● Aim
Extract the lines that hold the string "letter".

● Dataset rows about figures
※ ※ ※

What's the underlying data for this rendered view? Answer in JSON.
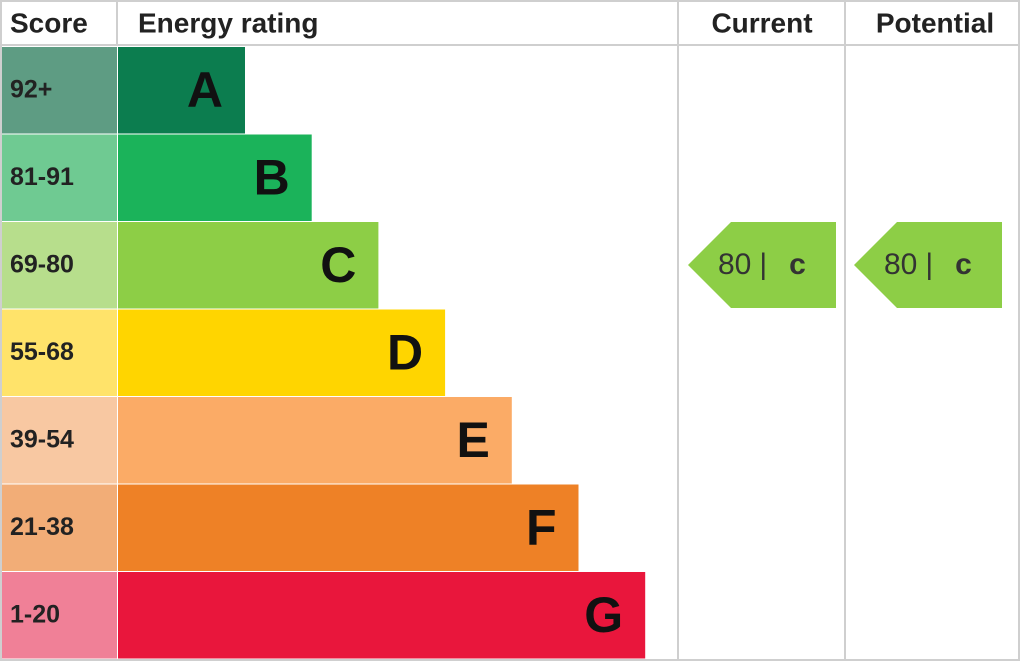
{
  "headers": {
    "score": "Score",
    "rating": "Energy rating",
    "current": "Current",
    "potential": "Potential"
  },
  "rows": [
    {
      "score": "92+",
      "letter": "A",
      "color": "#0c7d4f",
      "score_color": "#5e9c83"
    },
    {
      "score": "81-91",
      "letter": "B",
      "color": "#1bb35a",
      "score_color": "#6fca92"
    },
    {
      "score": "69-80",
      "letter": "C",
      "color": "#8dce46",
      "score_color": "#b7de8c"
    },
    {
      "score": "55-68",
      "letter": "D",
      "color": "#ffd500",
      "score_color": "#ffe36a"
    },
    {
      "score": "39-54",
      "letter": "E",
      "color": "#fbab66",
      "score_color": "#f8c8a2"
    },
    {
      "score": "21-38",
      "letter": "F",
      "color": "#ee8126",
      "score_color": "#f2ad77"
    },
    {
      "score": "1-20",
      "letter": "G",
      "color": "#e9163c",
      "score_color": "#f08097"
    }
  ],
  "current": {
    "value": "80",
    "separator": "|",
    "letter": "c",
    "row": 2
  },
  "potential": {
    "value": "80",
    "separator": "|",
    "letter": "c",
    "row": 2
  }
}
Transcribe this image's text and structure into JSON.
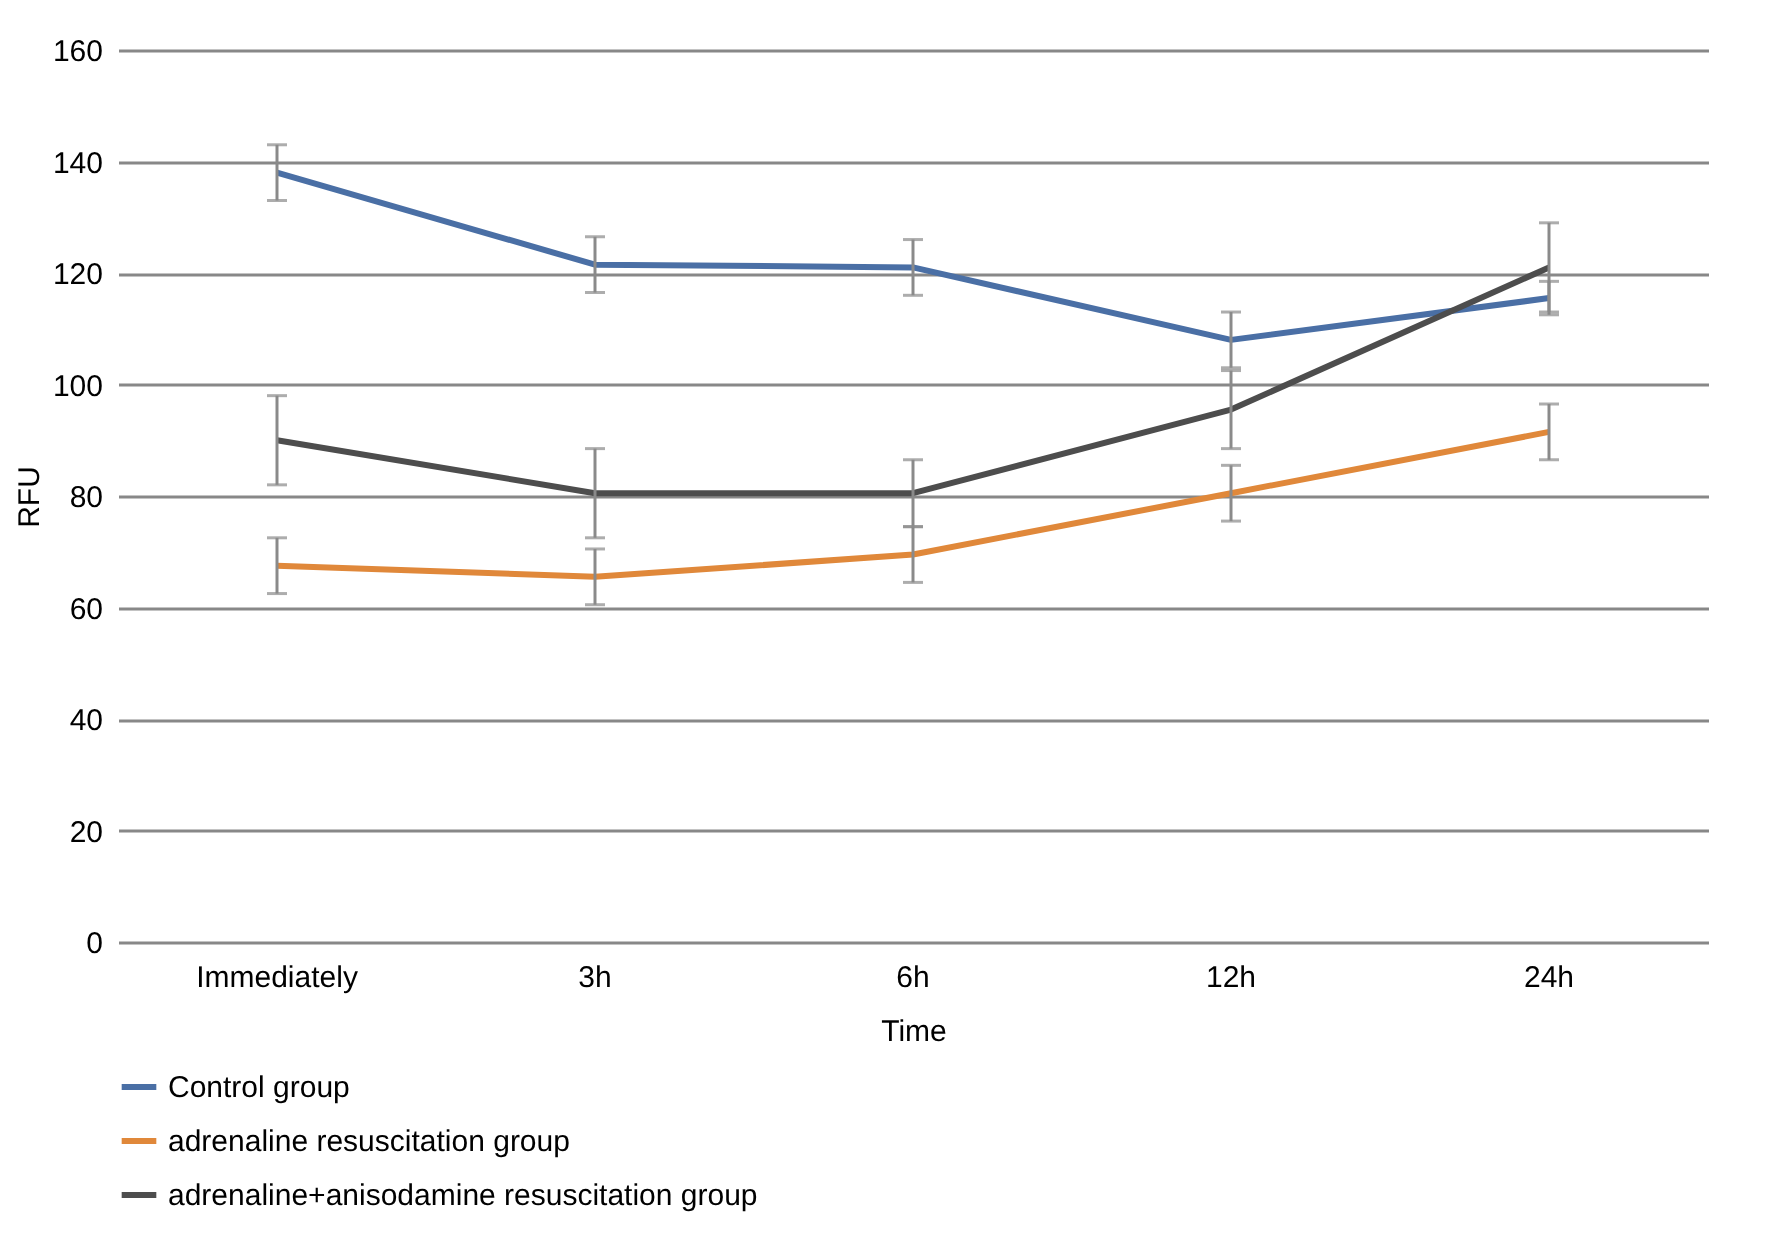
{
  "chart_data": {
    "type": "line",
    "xlabel": "Time",
    "ylabel": "RFU",
    "categories": [
      "Immediately",
      "3h",
      "6h",
      "12h",
      "24h"
    ],
    "ylim": [
      0,
      160
    ],
    "yticks": [
      0,
      20,
      40,
      60,
      80,
      100,
      120,
      140,
      160
    ],
    "grid": "y",
    "legend": "bottom",
    "marker": "none",
    "series": [
      {
        "name": "Control group",
        "color": "#4a6fa5",
        "values": [
          138,
          121.5,
          121,
          108,
          115.5
        ],
        "errors": [
          5,
          5,
          5,
          5,
          3
        ]
      },
      {
        "name": "adrenaline resuscitation group",
        "color": "#e0883a",
        "values": [
          67.5,
          65.5,
          69.5,
          80.5,
          91.5
        ],
        "errors": [
          5,
          5,
          5,
          5,
          5
        ]
      },
      {
        "name": "adrenaline+anisodamine resuscitation group",
        "color": "#4d4d4d",
        "values": [
          90,
          80.5,
          80.5,
          95.5,
          121
        ],
        "errors": [
          8,
          8,
          6,
          7,
          8
        ]
      }
    ]
  }
}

※ ※ ※

● The result
      "letter": "A",
      "letter": "B",
      "letter": "C",
      "letter": "D",
      "letter": "E",
      "letter": "F",
      "letter": "G",
    "letter": "c",
    "letter": "c",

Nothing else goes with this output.